§ Input for this task
-- -- --
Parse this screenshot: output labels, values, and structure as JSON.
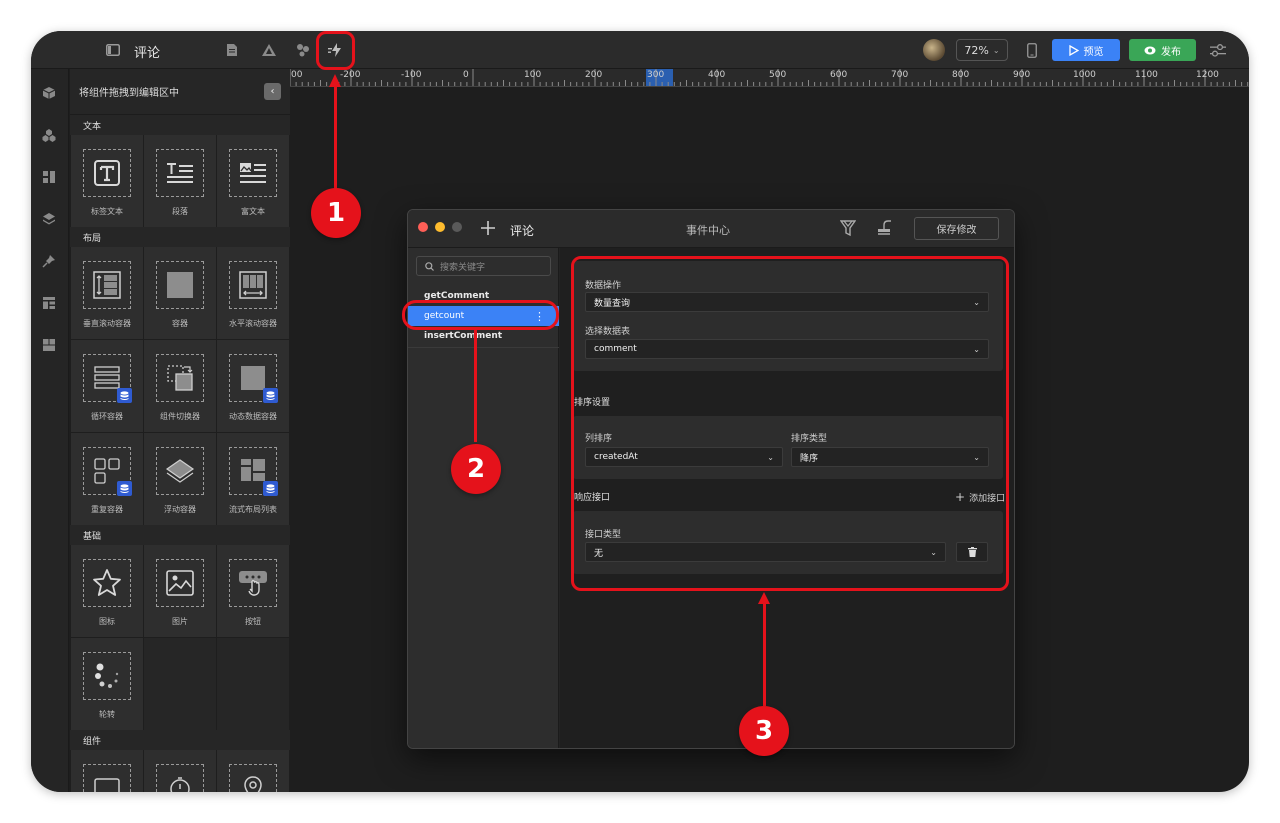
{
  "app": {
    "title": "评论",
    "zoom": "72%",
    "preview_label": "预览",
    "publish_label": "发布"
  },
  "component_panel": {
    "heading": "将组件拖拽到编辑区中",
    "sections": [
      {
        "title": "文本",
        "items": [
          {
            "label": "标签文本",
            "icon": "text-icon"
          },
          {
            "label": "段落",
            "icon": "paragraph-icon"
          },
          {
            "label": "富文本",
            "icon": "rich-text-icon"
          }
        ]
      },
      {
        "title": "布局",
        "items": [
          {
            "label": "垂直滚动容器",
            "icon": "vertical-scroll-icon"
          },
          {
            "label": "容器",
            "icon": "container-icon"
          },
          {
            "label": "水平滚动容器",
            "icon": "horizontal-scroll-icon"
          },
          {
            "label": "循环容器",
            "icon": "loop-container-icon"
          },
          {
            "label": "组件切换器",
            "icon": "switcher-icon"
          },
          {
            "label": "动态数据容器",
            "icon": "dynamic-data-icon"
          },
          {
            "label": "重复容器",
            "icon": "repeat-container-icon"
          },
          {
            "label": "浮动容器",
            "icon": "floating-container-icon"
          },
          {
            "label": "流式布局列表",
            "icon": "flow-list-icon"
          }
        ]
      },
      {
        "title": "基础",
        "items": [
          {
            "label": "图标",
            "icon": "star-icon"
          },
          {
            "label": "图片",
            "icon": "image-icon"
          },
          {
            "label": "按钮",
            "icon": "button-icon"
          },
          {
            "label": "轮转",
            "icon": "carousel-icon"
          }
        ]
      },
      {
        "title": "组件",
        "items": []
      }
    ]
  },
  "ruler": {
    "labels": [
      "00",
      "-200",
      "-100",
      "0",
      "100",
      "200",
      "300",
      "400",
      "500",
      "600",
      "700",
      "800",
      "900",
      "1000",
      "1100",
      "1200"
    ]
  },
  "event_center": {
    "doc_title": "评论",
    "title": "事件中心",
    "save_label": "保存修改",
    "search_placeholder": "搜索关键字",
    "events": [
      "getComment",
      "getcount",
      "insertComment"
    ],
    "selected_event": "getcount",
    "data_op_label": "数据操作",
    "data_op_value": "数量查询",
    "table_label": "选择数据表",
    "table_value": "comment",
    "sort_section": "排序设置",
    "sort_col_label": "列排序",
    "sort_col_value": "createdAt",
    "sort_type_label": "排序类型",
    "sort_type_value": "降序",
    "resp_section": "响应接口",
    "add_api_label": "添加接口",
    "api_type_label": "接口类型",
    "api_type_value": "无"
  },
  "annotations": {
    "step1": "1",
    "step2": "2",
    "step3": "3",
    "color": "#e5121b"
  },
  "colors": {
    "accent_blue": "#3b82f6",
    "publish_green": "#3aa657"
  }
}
-- -- --
§ Requirement
Select all lines in the listing above where the word "container" appears, and show them.

§ Answer for this exercise
            "icon": "container-icon"
            "icon": "loop-container-icon"
            "icon": "repeat-container-icon"
            "icon": "floating-container-icon"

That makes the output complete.